▼

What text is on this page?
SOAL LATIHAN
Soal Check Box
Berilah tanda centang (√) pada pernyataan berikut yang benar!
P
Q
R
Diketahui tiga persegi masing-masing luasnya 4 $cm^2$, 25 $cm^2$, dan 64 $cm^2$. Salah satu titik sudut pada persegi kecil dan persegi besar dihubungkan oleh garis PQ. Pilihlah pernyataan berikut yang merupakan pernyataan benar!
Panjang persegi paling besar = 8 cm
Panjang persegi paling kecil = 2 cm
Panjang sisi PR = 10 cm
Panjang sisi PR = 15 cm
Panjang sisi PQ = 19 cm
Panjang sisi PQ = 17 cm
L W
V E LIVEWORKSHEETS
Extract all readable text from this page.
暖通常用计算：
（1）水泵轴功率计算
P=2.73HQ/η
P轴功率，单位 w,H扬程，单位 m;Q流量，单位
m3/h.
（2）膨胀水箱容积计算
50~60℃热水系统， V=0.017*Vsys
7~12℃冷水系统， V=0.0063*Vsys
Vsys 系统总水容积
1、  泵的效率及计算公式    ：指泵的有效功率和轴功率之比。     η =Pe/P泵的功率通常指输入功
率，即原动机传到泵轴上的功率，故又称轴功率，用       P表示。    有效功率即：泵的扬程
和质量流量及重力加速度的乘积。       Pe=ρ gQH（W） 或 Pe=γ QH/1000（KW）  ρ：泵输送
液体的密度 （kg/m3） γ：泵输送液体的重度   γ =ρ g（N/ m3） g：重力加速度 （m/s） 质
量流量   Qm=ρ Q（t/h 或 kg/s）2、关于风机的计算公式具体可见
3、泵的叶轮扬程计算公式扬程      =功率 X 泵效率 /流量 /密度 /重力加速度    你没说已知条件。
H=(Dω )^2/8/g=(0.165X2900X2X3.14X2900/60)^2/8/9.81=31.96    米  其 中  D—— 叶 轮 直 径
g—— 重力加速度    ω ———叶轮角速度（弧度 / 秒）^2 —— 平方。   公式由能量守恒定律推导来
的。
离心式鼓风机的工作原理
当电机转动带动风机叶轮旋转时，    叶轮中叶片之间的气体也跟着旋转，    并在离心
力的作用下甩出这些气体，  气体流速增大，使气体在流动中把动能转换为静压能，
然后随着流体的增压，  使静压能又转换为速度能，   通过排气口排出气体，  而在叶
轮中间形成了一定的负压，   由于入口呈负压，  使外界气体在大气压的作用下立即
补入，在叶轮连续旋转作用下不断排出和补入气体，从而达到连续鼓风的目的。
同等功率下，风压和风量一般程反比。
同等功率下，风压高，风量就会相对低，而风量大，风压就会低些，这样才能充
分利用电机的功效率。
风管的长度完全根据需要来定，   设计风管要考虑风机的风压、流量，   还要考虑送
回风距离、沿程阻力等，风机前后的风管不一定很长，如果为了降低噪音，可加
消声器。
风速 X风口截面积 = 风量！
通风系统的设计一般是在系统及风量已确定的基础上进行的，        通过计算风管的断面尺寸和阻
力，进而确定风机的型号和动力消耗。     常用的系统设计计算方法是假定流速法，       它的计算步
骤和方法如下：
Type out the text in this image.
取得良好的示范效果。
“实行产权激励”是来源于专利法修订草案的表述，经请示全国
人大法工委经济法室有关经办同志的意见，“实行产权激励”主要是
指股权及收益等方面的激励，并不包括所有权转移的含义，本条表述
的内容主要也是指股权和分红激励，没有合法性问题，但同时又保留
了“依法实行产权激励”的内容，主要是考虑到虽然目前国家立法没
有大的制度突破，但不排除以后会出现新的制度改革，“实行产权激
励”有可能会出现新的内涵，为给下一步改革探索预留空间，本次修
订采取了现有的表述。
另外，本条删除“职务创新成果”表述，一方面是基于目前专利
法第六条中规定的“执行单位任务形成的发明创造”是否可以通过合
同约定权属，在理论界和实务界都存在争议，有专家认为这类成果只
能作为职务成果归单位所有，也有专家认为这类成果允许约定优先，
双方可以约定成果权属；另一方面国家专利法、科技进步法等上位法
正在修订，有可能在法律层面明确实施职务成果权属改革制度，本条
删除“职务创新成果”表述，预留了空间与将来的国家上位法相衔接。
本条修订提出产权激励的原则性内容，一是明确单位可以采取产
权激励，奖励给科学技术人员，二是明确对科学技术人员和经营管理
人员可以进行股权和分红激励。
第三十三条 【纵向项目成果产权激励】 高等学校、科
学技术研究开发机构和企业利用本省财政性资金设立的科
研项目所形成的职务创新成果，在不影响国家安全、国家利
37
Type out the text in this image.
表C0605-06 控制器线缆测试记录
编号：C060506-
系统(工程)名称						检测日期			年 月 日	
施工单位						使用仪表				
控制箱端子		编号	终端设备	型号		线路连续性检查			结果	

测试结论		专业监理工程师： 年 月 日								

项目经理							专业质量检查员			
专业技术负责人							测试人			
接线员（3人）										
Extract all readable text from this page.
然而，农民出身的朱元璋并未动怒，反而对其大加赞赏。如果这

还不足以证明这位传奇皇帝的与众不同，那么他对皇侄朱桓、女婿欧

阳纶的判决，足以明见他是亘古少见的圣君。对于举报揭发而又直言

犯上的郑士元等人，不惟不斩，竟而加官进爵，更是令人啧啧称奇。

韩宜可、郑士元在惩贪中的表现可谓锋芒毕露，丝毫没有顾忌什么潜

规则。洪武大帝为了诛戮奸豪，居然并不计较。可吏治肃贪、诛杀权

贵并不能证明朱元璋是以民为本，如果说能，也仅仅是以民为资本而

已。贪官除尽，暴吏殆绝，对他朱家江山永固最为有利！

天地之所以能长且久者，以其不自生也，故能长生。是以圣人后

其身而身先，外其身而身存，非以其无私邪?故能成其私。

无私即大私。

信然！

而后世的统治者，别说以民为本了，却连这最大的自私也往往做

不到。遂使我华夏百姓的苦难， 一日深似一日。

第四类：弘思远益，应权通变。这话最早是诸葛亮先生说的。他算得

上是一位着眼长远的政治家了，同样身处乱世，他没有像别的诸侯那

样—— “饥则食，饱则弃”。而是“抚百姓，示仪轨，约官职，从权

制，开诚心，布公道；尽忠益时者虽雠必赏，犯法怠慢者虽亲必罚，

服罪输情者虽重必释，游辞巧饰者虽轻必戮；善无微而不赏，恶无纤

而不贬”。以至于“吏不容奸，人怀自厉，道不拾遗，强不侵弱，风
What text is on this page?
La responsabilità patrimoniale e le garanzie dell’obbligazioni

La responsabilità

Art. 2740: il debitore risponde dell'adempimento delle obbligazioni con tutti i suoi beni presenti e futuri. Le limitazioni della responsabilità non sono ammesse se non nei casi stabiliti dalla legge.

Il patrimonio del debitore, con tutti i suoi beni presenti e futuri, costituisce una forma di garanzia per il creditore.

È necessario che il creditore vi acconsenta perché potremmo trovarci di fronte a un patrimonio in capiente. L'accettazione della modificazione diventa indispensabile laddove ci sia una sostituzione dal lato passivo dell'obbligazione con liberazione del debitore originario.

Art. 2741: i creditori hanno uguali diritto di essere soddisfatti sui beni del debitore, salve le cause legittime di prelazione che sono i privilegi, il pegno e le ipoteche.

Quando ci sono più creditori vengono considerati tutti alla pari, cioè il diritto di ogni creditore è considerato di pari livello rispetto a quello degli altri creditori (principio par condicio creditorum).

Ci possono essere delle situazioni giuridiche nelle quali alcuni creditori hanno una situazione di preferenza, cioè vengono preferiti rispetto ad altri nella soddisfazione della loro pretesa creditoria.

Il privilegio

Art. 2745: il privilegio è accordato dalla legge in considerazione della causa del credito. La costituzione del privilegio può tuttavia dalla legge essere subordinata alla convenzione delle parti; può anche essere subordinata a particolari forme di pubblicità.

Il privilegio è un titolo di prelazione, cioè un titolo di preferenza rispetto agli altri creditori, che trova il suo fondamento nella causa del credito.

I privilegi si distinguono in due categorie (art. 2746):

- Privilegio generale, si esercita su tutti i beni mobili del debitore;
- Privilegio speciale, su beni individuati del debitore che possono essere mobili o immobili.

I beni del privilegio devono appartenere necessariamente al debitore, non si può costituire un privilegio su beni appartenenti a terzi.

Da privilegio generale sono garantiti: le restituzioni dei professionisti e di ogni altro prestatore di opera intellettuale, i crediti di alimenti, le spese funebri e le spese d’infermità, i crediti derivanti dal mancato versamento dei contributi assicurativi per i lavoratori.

▲

### The request
Which lines hold the word "prelazione"? Return all of them from the records above.

### Finished task
Art. 2741: i creditori hanno uguali diritto di essere soddisfatti sui beni del debitore, salve le cause legittime di prelazione che sono i privilegi, il pegno e le ipoteche.
Il privilegio è un titolo di prelazione, cioè un titolo di preferenza rispetto agli altri creditori, che trova il suo fondamento nella causa del credito.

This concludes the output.